● MATERIAL:
---

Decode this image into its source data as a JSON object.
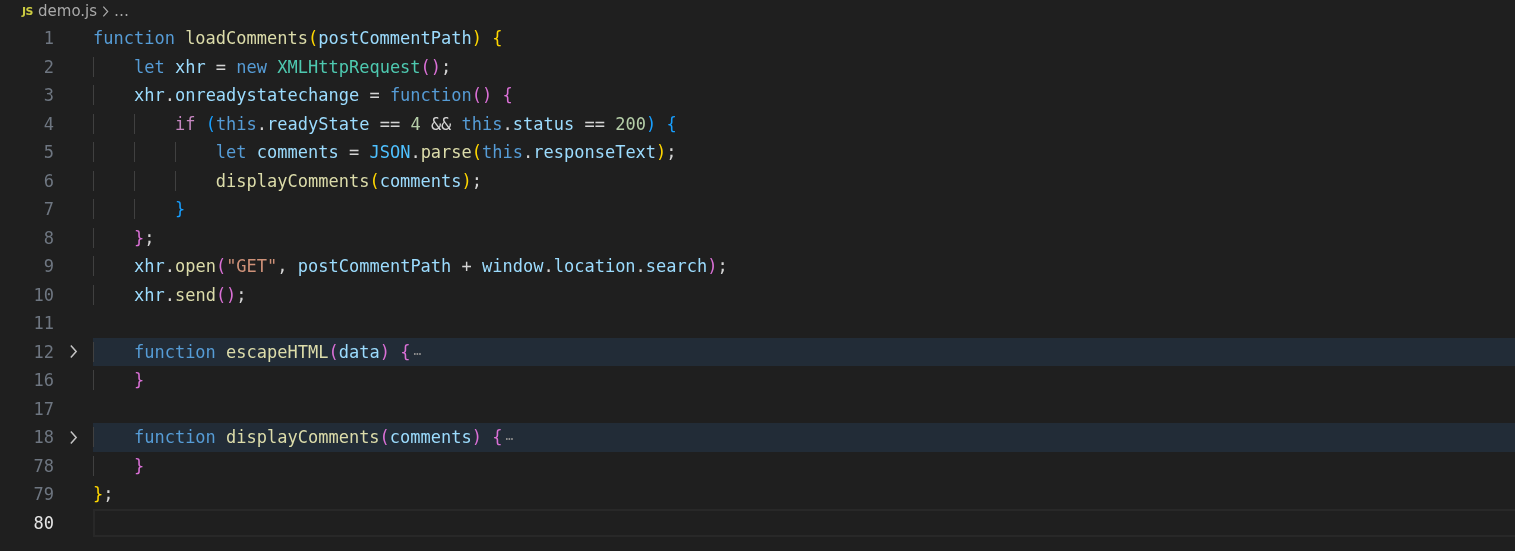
{
  "breadcrumb": {
    "file_badge": "JS",
    "file": "demo.js",
    "more": "…"
  },
  "lines": [
    {
      "number": "1",
      "folded": false,
      "highlighted": false,
      "current": false,
      "tokens": [
        {
          "text": "function ",
          "kind": "kw"
        },
        {
          "text": "loadComments",
          "kind": "fn"
        },
        {
          "text": "(",
          "kind": "br1"
        },
        {
          "text": "postCommentPath",
          "kind": "var"
        },
        {
          "text": ")",
          "kind": "br1"
        },
        {
          "text": " {",
          "kind": "br1"
        }
      ]
    },
    {
      "number": "2",
      "folded": false,
      "highlighted": false,
      "current": false,
      "tokens": [
        {
          "text": "    let ",
          "kind": "kw"
        },
        {
          "text": "xhr",
          "kind": "var"
        },
        {
          "text": " = ",
          "kind": "plain"
        },
        {
          "text": "new ",
          "kind": "kw"
        },
        {
          "text": "XMLHttpRequest",
          "kind": "cls"
        },
        {
          "text": "()",
          "kind": "br2"
        },
        {
          "text": ";",
          "kind": "plain"
        }
      ]
    },
    {
      "number": "3",
      "folded": false,
      "highlighted": false,
      "current": false,
      "tokens": [
        {
          "text": "    xhr",
          "kind": "var"
        },
        {
          "text": ".",
          "kind": "plain"
        },
        {
          "text": "onreadystatechange",
          "kind": "var"
        },
        {
          "text": " = ",
          "kind": "plain"
        },
        {
          "text": "function",
          "kind": "kw"
        },
        {
          "text": "()",
          "kind": "br2"
        },
        {
          "text": " {",
          "kind": "br2"
        }
      ]
    },
    {
      "number": "4",
      "folded": false,
      "highlighted": false,
      "current": false,
      "tokens": [
        {
          "text": "        if ",
          "kind": "ctl"
        },
        {
          "text": "(",
          "kind": "br3"
        },
        {
          "text": "this",
          "kind": "kw"
        },
        {
          "text": ".",
          "kind": "plain"
        },
        {
          "text": "readyState",
          "kind": "var"
        },
        {
          "text": " == ",
          "kind": "plain"
        },
        {
          "text": "4",
          "kind": "num"
        },
        {
          "text": " && ",
          "kind": "plain"
        },
        {
          "text": "this",
          "kind": "kw"
        },
        {
          "text": ".",
          "kind": "plain"
        },
        {
          "text": "status",
          "kind": "var"
        },
        {
          "text": " == ",
          "kind": "plain"
        },
        {
          "text": "200",
          "kind": "num"
        },
        {
          "text": ")",
          "kind": "br3"
        },
        {
          "text": " {",
          "kind": "br3"
        }
      ]
    },
    {
      "number": "5",
      "folded": false,
      "highlighted": false,
      "current": false,
      "tokens": [
        {
          "text": "            let ",
          "kind": "kw"
        },
        {
          "text": "comments",
          "kind": "var"
        },
        {
          "text": " = ",
          "kind": "plain"
        },
        {
          "text": "JSON",
          "kind": "const"
        },
        {
          "text": ".",
          "kind": "plain"
        },
        {
          "text": "parse",
          "kind": "fn"
        },
        {
          "text": "(",
          "kind": "br1"
        },
        {
          "text": "this",
          "kind": "kw"
        },
        {
          "text": ".",
          "kind": "plain"
        },
        {
          "text": "responseText",
          "kind": "var"
        },
        {
          "text": ")",
          "kind": "br1"
        },
        {
          "text": ";",
          "kind": "plain"
        }
      ]
    },
    {
      "number": "6",
      "folded": false,
      "highlighted": false,
      "current": false,
      "tokens": [
        {
          "text": "            displayComments",
          "kind": "fn"
        },
        {
          "text": "(",
          "kind": "br1"
        },
        {
          "text": "comments",
          "kind": "var"
        },
        {
          "text": ")",
          "kind": "br1"
        },
        {
          "text": ";",
          "kind": "plain"
        }
      ]
    },
    {
      "number": "7",
      "folded": false,
      "highlighted": false,
      "current": false,
      "tokens": [
        {
          "text": "        }",
          "kind": "br3"
        }
      ]
    },
    {
      "number": "8",
      "folded": false,
      "highlighted": false,
      "current": false,
      "tokens": [
        {
          "text": "    }",
          "kind": "br2"
        },
        {
          "text": ";",
          "kind": "plain"
        }
      ]
    },
    {
      "number": "9",
      "folded": false,
      "highlighted": false,
      "current": false,
      "tokens": [
        {
          "text": "    xhr",
          "kind": "var"
        },
        {
          "text": ".",
          "kind": "plain"
        },
        {
          "text": "open",
          "kind": "fn"
        },
        {
          "text": "(",
          "kind": "br2"
        },
        {
          "text": "\"GET\"",
          "kind": "str"
        },
        {
          "text": ", ",
          "kind": "plain"
        },
        {
          "text": "postCommentPath",
          "kind": "var"
        },
        {
          "text": " + ",
          "kind": "plain"
        },
        {
          "text": "window",
          "kind": "var"
        },
        {
          "text": ".",
          "kind": "plain"
        },
        {
          "text": "location",
          "kind": "var"
        },
        {
          "text": ".",
          "kind": "plain"
        },
        {
          "text": "search",
          "kind": "var"
        },
        {
          "text": ")",
          "kind": "br2"
        },
        {
          "text": ";",
          "kind": "plain"
        }
      ]
    },
    {
      "number": "10",
      "folded": false,
      "highlighted": false,
      "current": false,
      "tokens": [
        {
          "text": "    xhr",
          "kind": "var"
        },
        {
          "text": ".",
          "kind": "plain"
        },
        {
          "text": "send",
          "kind": "fn"
        },
        {
          "text": "()",
          "kind": "br2"
        },
        {
          "text": ";",
          "kind": "plain"
        }
      ]
    },
    {
      "number": "11",
      "folded": false,
      "highlighted": false,
      "current": false
    },
    {
      "number": "12",
      "folded": true,
      "highlighted": true,
      "current": false,
      "tokens": [
        {
          "text": "    function ",
          "kind": "kw"
        },
        {
          "text": "escapeHTML",
          "kind": "fn"
        },
        {
          "text": "(",
          "kind": "br2"
        },
        {
          "text": "data",
          "kind": "var"
        },
        {
          "text": ")",
          "kind": "br2"
        },
        {
          "text": " {",
          "kind": "br2"
        },
        {
          "text": "⋯",
          "kind": "fold"
        }
      ]
    },
    {
      "number": "16",
      "folded": false,
      "highlighted": false,
      "current": false,
      "tokens": [
        {
          "text": "    }",
          "kind": "br2"
        }
      ]
    },
    {
      "number": "17",
      "folded": false,
      "highlighted": false,
      "current": false
    },
    {
      "number": "18",
      "folded": true,
      "highlighted": true,
      "current": false,
      "tokens": [
        {
          "text": "    function ",
          "kind": "kw"
        },
        {
          "text": "displayComments",
          "kind": "fn"
        },
        {
          "text": "(",
          "kind": "br2"
        },
        {
          "text": "comments",
          "kind": "var"
        },
        {
          "text": ")",
          "kind": "br2"
        },
        {
          "text": " {",
          "kind": "br2"
        },
        {
          "text": "⋯",
          "kind": "fold"
        }
      ]
    },
    {
      "number": "78",
      "folded": false,
      "highlighted": false,
      "current": false,
      "tokens": [
        {
          "text": "    }",
          "kind": "br2"
        }
      ]
    },
    {
      "number": "79",
      "folded": false,
      "highlighted": false,
      "current": false,
      "tokens": [
        {
          "text": "}",
          "kind": "br1"
        },
        {
          "text": ";",
          "kind": "plain"
        }
      ]
    },
    {
      "number": "80",
      "folded": false,
      "highlighted": false,
      "current": true
    }
  ]
}
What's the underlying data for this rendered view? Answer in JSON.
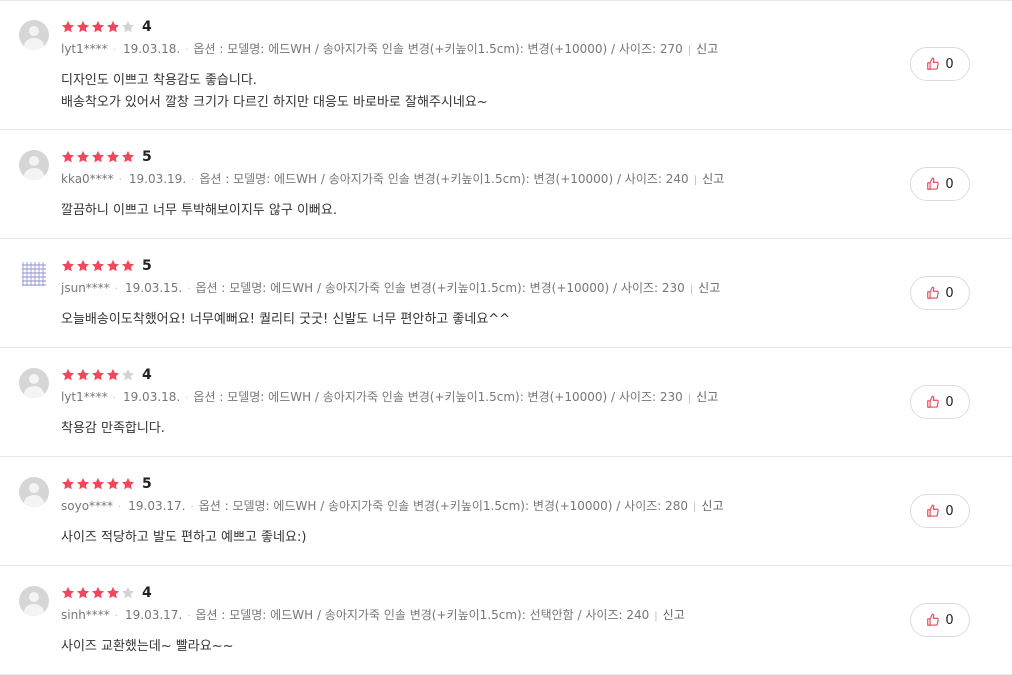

---

● PROBLEM DESCRIPTION: Images should not appear in the copy; retype the listing above exactly.

● TASK SOLUTION:
Decode this image into its source data as a JSON object.
{
  "breadcrumb": {
    "file_badge": "JS",
    "file": "demo.js",
    "more": "…"
  },
  "lines": [
    {
      "number": "1",
      "folded": false,
      "highlighted": false,
      "current": false,
      "tokens": [
        {
          "text": "function ",
          "kind": "kw"
        },
        {
          "text": "loadComments",
          "kind": "fn"
        },
        {
          "text": "(",
          "kind": "br1"
        },
        {
          "text": "postCommentPath",
          "kind": "var"
        },
        {
          "text": ")",
          "kind": "br1"
        },
        {
          "text": " {",
          "kind": "br1"
        }
      ]
    },
    {
      "number": "2",
      "folded": false,
      "highlighted": false,
      "current": false,
      "tokens": [
        {
          "text": "    let ",
          "kind": "kw"
        },
        {
          "text": "xhr",
          "kind": "var"
        },
        {
          "text": " = ",
          "kind": "plain"
        },
        {
          "text": "new ",
          "kind": "kw"
        },
        {
          "text": "XMLHttpRequest",
          "kind": "cls"
        },
        {
          "text": "()",
          "kind": "br2"
        },
        {
          "text": ";",
          "kind": "plain"
        }
      ]
    },
    {
      "number": "3",
      "folded": false,
      "highlighted": false,
      "current": false,
      "tokens": [
        {
          "text": "    xhr",
          "kind": "var"
        },
        {
          "text": ".",
          "kind": "plain"
        },
        {
          "text": "onreadystatechange",
          "kind": "var"
        },
        {
          "text": " = ",
          "kind": "plain"
        },
        {
          "text": "function",
          "kind": "kw"
        },
        {
          "text": "()",
          "kind": "br2"
        },
        {
          "text": " {",
          "kind": "br2"
        }
      ]
    },
    {
      "number": "4",
      "folded": false,
      "highlighted": false,
      "current": false,
      "tokens": [
        {
          "text": "        if ",
          "kind": "ctl"
        },
        {
          "text": "(",
          "kind": "br3"
        },
        {
          "text": "this",
          "kind": "kw"
        },
        {
          "text": ".",
          "kind": "plain"
        },
        {
          "text": "readyState",
          "kind": "var"
        },
        {
          "text": " == ",
          "kind": "plain"
        },
        {
          "text": "4",
          "kind": "num"
        },
        {
          "text": " && ",
          "kind": "plain"
        },
        {
          "text": "this",
          "kind": "kw"
        },
        {
          "text": ".",
          "kind": "plain"
        },
        {
          "text": "status",
          "kind": "var"
        },
        {
          "text": " == ",
          "kind": "plain"
        },
        {
          "text": "200",
          "kind": "num"
        },
        {
          "text": ")",
          "kind": "br3"
        },
        {
          "text": " {",
          "kind": "br3"
        }
      ]
    },
    {
      "number": "5",
      "folded": false,
      "highlighted": false,
      "current": false,
      "tokens": [
        {
          "text": "            let ",
          "kind": "kw"
        },
        {
          "text": "comments",
          "kind": "var"
        },
        {
          "text": " = ",
          "kind": "plain"
        },
        {
          "text": "JSON",
          "kind": "const"
        },
        {
          "text": ".",
          "kind": "plain"
        },
        {
          "text": "parse",
          "kind": "fn"
        },
        {
          "text": "(",
          "kind": "br1"
        },
        {
          "text": "this",
          "kind": "kw"
        },
        {
          "text": ".",
          "kind": "plain"
        },
        {
          "text": "responseText",
          "kind": "var"
        },
        {
          "text": ")",
          "kind": "br1"
        },
        {
          "text": ";",
          "kind": "plain"
        }
      ]
    },
    {
      "number": "6",
      "folded": false,
      "highlighted": false,
      "current": false,
      "tokens": [
        {
          "text": "            displayComments",
          "kind": "fn"
        },
        {
          "text": "(",
          "kind": "br1"
        },
        {
          "text": "comments",
          "kind": "var"
        },
        {
          "text": ")",
          "kind": "br1"
        },
        {
          "text": ";",
          "kind": "plain"
        }
      ]
    },
    {
      "number": "7",
      "folded": false,
      "highlighted": false,
      "current": false,
      "tokens": [
        {
          "text": "        }",
          "kind": "br3"
        }
      ]
    },
    {
      "number": "8",
      "folded": false,
      "highlighted": false,
      "current": false,
      "tokens": [
        {
          "text": "    }",
          "kind": "br2"
        },
        {
          "text": ";",
          "kind": "plain"
        }
      ]
    },
    {
      "number": "9",
      "folded": false,
      "highlighted": false,
      "current": false,
      "tokens": [
        {
          "text": "    xhr",
          "kind": "var"
        },
        {
          "text": ".",
          "kind": "plain"
        },
        {
          "text": "open",
          "kind": "fn"
        },
        {
          "text": "(",
          "kind": "br2"
        },
        {
          "text": "\"GET\"",
          "kind": "str"
        },
        {
          "text": ", ",
          "kind": "plain"
        },
        {
          "text": "postCommentPath",
          "kind": "var"
        },
        {
          "text": " + ",
          "kind": "plain"
        },
        {
          "text": "window",
          "kind": "var"
        },
        {
          "text": ".",
          "kind": "plain"
        },
        {
          "text": "location",
          "kind": "var"
        },
        {
          "text": ".",
          "kind": "plain"
        },
        {
          "text": "search",
          "kind": "var"
        },
        {
          "text": ")",
          "kind": "br2"
        },
        {
          "text": ";",
          "kind": "plain"
        }
      ]
    },
    {
      "number": "10",
      "folded": false,
      "highlighted": false,
      "current": false,
      "tokens": [
        {
          "text": "    xhr",
          "kind": "var"
        },
        {
          "text": ".",
          "kind": "plain"
        },
        {
          "text": "send",
          "kind": "fn"
        },
        {
          "text": "()",
          "kind": "br2"
        },
        {
          "text": ";",
          "kind": "plain"
        }
      ]
    },
    {
      "number": "11",
      "folded": false,
      "highlighted": false,
      "current": false
    },
    {
      "number": "12",
      "folded": true,
      "highlighted": true,
      "current": false,
      "tokens": [
        {
          "text": "    function ",
          "kind": "kw"
        },
        {
          "text": "escapeHTML",
          "kind": "fn"
        },
        {
          "text": "(",
          "kind": "br2"
        },
        {
          "text": "data",
          "kind": "var"
        },
        {
          "text": ")",
          "kind": "br2"
        },
        {
          "text": " {",
          "kind": "br2"
        },
        {
          "text": "⋯",
          "kind": "fold"
        }
      ]
    },
    {
      "number": "16",
      "folded": false,
      "highlighted": false,
      "current": false,
      "tokens": [
        {
          "text": "    }",
          "kind": "br2"
        }
      ]
    },
    {
      "number": "17",
      "folded": false,
      "highlighted": false,
      "current": false
    },
    {
      "number": "18",
      "folded": true,
      "highlighted": true,
      "current": false,
      "tokens": [
        {
          "text": "    function ",
          "kind": "kw"
        },
        {
          "text": "displayComments",
          "kind": "fn"
        },
        {
          "text": "(",
          "kind": "br2"
        },
        {
          "text": "comments",
          "kind": "var"
        },
        {
          "text": ")",
          "kind": "br2"
        },
        {
          "text": " {",
          "kind": "br2"
        },
        {
          "text": "⋯",
          "kind": "fold"
        }
      ]
    },
    {
      "number": "78",
      "folded": false,
      "highlighted": false,
      "current": false,
      "tokens": [
        {
          "text": "    }",
          "kind": "br2"
        }
      ]
    },
    {
      "number": "79",
      "folded": false,
      "highlighted": false,
      "current": false,
      "tokens": [
        {
          "text": "}",
          "kind": "br1"
        },
        {
          "text": ";",
          "kind": "plain"
        }
      ]
    },
    {
      "number": "80",
      "folded": false,
      "highlighted": false,
      "current": true
    }
  ]
}
What's the underlying data for this rendered view? Answer in JSON.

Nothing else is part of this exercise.